§ **WHAT NEEDS TO BE DONE**
Report each line of the data that has "secondary" somewhere in it.

[Dataset records]
------------------------------

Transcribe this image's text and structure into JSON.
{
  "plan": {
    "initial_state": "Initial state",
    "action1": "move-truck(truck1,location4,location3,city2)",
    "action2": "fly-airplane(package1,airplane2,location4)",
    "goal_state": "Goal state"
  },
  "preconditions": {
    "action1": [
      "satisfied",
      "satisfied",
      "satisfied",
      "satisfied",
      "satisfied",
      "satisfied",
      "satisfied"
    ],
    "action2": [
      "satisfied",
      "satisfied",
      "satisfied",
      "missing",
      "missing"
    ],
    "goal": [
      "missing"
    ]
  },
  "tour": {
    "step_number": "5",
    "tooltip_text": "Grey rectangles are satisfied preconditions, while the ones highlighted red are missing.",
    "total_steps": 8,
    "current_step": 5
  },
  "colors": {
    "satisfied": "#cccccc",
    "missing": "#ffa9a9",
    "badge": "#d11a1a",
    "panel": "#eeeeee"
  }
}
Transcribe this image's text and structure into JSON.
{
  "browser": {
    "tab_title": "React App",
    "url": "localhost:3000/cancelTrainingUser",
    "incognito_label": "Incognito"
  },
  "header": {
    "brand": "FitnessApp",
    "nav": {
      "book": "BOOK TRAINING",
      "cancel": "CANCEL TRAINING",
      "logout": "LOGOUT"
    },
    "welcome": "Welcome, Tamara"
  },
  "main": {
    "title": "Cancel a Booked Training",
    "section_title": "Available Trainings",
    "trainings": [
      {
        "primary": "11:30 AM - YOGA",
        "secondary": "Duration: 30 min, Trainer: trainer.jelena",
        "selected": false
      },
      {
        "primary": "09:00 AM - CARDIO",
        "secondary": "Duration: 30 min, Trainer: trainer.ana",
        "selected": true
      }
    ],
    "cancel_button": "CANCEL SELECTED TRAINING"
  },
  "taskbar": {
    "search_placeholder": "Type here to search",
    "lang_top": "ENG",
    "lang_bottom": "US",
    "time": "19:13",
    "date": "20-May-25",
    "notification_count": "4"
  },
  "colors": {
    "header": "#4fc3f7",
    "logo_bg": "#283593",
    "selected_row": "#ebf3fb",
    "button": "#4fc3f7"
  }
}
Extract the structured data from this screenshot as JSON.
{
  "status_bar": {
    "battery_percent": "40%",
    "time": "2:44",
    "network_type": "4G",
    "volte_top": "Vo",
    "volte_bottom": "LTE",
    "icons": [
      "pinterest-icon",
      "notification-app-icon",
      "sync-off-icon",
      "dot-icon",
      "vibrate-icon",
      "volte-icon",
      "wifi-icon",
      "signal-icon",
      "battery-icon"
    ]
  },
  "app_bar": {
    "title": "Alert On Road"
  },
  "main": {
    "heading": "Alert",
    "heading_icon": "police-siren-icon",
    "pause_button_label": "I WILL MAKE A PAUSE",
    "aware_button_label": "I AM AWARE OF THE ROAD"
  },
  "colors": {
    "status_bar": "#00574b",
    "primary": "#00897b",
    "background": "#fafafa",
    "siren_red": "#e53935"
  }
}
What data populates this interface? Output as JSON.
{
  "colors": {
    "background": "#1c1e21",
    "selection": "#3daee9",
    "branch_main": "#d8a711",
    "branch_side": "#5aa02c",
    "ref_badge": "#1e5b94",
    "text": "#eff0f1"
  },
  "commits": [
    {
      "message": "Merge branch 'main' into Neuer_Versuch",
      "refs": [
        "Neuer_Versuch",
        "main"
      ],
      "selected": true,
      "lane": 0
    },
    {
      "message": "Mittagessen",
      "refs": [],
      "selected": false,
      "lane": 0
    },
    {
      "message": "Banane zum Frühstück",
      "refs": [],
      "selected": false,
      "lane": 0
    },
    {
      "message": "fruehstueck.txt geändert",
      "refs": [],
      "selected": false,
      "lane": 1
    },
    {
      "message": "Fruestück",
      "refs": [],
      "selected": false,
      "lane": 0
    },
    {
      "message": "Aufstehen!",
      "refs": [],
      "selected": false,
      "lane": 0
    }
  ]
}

------------------------------

§ **FULL SOLUTION**
        "secondary": "Duration: 30 min, Trainer: trainer.jelena",
        "secondary": "Duration: 30 min, Trainer: trainer.ana",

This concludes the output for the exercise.